→ **EXERCISE GOAL**
Could you render every line of the listing below as a JSON list of strings, one string per line, with blank lines omitted?

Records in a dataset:
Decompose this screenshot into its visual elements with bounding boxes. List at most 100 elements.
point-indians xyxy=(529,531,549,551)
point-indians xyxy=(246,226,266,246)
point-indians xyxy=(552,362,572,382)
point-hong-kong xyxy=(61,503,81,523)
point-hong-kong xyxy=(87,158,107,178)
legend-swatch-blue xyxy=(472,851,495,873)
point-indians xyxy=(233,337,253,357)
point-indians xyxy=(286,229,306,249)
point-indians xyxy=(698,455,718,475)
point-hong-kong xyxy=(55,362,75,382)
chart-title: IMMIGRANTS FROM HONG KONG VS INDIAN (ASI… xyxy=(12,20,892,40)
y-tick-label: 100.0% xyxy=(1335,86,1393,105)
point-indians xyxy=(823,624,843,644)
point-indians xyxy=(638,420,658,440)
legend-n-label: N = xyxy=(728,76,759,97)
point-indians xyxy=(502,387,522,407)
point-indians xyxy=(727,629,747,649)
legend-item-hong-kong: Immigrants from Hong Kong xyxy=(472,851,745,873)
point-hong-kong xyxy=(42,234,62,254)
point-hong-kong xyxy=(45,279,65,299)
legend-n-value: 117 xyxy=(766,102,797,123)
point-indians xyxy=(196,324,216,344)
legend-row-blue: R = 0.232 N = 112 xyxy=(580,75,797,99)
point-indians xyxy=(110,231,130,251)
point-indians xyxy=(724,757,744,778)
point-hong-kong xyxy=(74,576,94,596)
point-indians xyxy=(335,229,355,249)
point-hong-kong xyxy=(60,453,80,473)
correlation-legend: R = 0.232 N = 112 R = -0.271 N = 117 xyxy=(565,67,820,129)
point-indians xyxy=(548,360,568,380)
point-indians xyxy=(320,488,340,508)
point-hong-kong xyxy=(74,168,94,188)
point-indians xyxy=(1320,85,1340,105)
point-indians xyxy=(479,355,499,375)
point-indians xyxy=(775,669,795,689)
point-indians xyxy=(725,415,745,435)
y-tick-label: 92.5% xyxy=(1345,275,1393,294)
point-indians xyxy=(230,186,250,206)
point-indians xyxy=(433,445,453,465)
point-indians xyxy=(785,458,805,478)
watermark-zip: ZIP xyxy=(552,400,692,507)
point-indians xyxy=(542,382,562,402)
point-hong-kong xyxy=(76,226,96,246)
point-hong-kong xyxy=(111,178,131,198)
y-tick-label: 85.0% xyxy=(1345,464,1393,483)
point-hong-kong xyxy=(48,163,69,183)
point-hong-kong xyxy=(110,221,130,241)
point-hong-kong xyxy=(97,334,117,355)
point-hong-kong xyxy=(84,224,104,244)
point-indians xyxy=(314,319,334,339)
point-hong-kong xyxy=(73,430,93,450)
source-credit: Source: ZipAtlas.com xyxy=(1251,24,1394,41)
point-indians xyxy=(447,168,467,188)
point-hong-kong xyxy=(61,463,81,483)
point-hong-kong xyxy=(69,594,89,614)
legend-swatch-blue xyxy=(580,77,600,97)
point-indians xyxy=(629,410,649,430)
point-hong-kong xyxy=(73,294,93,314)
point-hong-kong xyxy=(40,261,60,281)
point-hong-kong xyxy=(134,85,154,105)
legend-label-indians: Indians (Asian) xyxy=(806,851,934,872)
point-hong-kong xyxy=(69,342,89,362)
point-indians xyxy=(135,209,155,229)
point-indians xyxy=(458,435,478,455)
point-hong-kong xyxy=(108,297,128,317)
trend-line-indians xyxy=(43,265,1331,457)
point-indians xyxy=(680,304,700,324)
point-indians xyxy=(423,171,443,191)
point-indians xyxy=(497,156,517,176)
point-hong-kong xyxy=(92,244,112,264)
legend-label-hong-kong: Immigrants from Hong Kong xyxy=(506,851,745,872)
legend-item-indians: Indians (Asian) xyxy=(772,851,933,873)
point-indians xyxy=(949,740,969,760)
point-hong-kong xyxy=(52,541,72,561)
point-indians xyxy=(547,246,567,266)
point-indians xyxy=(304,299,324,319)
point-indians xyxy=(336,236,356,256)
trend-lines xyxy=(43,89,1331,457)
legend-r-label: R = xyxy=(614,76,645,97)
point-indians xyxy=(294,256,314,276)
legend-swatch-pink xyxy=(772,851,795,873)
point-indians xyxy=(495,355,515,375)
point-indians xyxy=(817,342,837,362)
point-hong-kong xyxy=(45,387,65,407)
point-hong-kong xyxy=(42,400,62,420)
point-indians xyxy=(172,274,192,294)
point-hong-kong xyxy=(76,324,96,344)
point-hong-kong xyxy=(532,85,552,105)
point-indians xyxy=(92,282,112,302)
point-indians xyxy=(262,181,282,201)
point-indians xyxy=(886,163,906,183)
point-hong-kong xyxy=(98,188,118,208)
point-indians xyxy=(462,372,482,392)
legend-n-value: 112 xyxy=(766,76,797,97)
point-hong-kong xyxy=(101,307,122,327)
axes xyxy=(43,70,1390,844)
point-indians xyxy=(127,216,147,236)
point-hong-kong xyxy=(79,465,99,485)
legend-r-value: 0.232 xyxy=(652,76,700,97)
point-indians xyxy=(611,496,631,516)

→ **EXERCISE ANSWER**
[
  "Decompose this screenshot into its visual elements with bounding boxes. List at most 100 elements.",
  "point-indians xyxy=(529,531,549,551)",
  "point-indians xyxy=(246,226,266,246)",
  "point-indians xyxy=(552,362,572,382)",
  "point-hong-kong xyxy=(61,503,81,523)",
  "point-hong-kong xyxy=(87,158,107,178)",
  "legend-swatch-blue xyxy=(472,851,495,873)",
  "point-indians xyxy=(233,337,253,357)",
  "point-indians xyxy=(286,229,306,249)",
  "point-indians xyxy=(698,455,718,475)",
  "point-hong-kong xyxy=(55,362,75,382)",
  "chart-title: IMMIGRANTS FROM HONG KONG VS INDIAN (ASI… xyxy=(12,20,892,40)",
  "y-tick-label: 100.0% xyxy=(1335,86,1393,105)",
  "point-indians xyxy=(823,624,843,644)",
  "point-indians xyxy=(638,420,658,440)",
  "legend-n-label: N = xyxy=(728,76,759,97)",
  "point-indians xyxy=(502,387,522,407)",
  "point-indians xyxy=(727,629,747,649)",
  "legend-item-hong-kong: Immigrants from Hong Kong xyxy=(472,851,745,873)",
  "point-hong-kong xyxy=(42,234,62,254)",
  "point-hong-kong xyxy=(45,279,65,299)",
  "legend-n-value: 117 xyxy=(766,102,797,123)",
  "point-indians xyxy=(196,324,216,344)",
  "legend-row-blue: R = 0.232 N = 112 xyxy=(580,75,797,99)",
  "point-indians xyxy=(110,231,130,251)",
  "point-indians xyxy=(724,757,744,778)",
  "point-hong-kong xyxy=(74,576,94,596)",
  "point-indians xyxy=(335,229,355,249)",
  "point-hong-kong xyxy=(60,453,80,473)",
  "correlation-legend: R = 0.232 N = 112 R = -0.271 N = 117 xyxy=(565,67,820,129)",
  "point-indians xyxy=(548,360,568,380)",
  "point-indians xyxy=(320,488,340,508)",
  "point-hong-kong xyxy=(74,168,94,188)",
  "point-indians xyxy=(1320,85,1340,105)",
  "point-indians xyxy=(479,355,499,375)",
  "point-indians xyxy=(775,669,795,689)",
  "point-indians xyxy=(725,415,745,435)",
  "y-tick-label: 92.5% xyxy=(1345,275,1393,294)",
  "point-indians xyxy=(230,186,250,206)",
  "point-indians xyxy=(433,445,453,465)",
  "point-indians xyxy=(785,458,805,478)",
  "watermark-zip: ZIP xyxy=(552,400,692,507)",
  "point-indians xyxy=(542,382,562,402)",
  "point-hong-kong xyxy=(76,226,96,246)",
  "point-hong-kong xyxy=(111,178,131,198)",
  "y-tick-label: 85.0% xyxy=(1345,464,1393,483)",
  "point-hong-kong xyxy=(48,163,69,183)",
  "point-hong-kong xyxy=(110,221,130,241)",
  "point-hong-kong xyxy=(97,334,117,355)",
  "point-hong-kong xyxy=(84,224,104,244)",
  "point-indians xyxy=(314,319,334,339)",
  "point-hong-kong xyxy=(73,430,93,450)",
  "source-credit: Source: ZipAtlas.com xyxy=(1251,24,1394,41)",
  "point-indians xyxy=(447,168,467,188)",
  "point-hong-kong xyxy=(61,463,81,483)",
  "point-hong-kong xyxy=(69,594,89,614)",
  "legend-swatch-blue xyxy=(580,77,600,97)",
  "point-indians xyxy=(629,410,649,430)",
  "point-hong-kong xyxy=(73,294,93,314)",
  "point-hong-kong xyxy=(40,261,60,281)",
  "point-hong-kong xyxy=(134,85,154,105)",
  "legend-label-indians: Indians (Asian) xyxy=(806,851,934,872)",
  "point-hong-kong xyxy=(69,342,89,362)",
  "point-indians xyxy=(135,209,155,229)",
  "point-indians xyxy=(458,435,478,455)",
  "point-hong-kong xyxy=(108,297,128,317)",
  "trend-line-indians xyxy=(43,265,1331,457)",
  "point-indians xyxy=(680,304,700,324)",
  "point-indians xyxy=(423,171,443,191)",
  "point-indians xyxy=(497,156,517,176)",
  "point-hong-kong xyxy=(92,244,112,264)",
  "legend-label-hong-kong: Immigrants from Hong Kong xyxy=(506,851,745,872)",
  "legend-item-indians: Indians (Asian) xyxy=(772,851,933,873)",
  "point-indians xyxy=(949,740,969,760)",
  "point-hong-kong xyxy=(52,541,72,561)",
  "point-indians xyxy=(547,246,567,266)",
  "point-indians xyxy=(304,299,324,319)",
  "point-indians xyxy=(336,236,356,256)",
  "trend-lines xyxy=(43,89,1331,457)",
  "legend-r-label: R = xyxy=(614,76,645,97)",
  "point-indians xyxy=(294,256,314,276)",
  "legend-swatch-pink xyxy=(772,851,795,873)",
  "point-indians xyxy=(495,355,515,375)",
  "point-indians xyxy=(817,342,837,362)",
  "point-hong-kong xyxy=(45,387,65,407)",
  "point-hong-kong xyxy=(42,400,62,420)",
  "point-indians xyxy=(172,274,192,294)",
  "point-hong-kong xyxy=(76,324,96,344)",
  "point-hong-kong xyxy=(532,85,552,105)",
  "point-indians xyxy=(92,282,112,302)",
  "point-indians xyxy=(262,181,282,201)",
  "point-indians xyxy=(886,163,906,183)",
  "point-hong-kong xyxy=(98,188,118,208)",
  "point-indians xyxy=(462,372,482,392)",
  "legend-n-value: 112 xyxy=(766,76,797,97)",
  "point-hong-kong xyxy=(101,307,122,327)",
  "axes xyxy=(43,70,1390,844)",
  "point-indians xyxy=(127,216,147,236)",
  "point-hong-kong xyxy=(79,465,99,485)",
  "legend-r-value: 0.232 xyxy=(652,76,700,97)",
  "point-indians xyxy=(611,496,631,516)"
]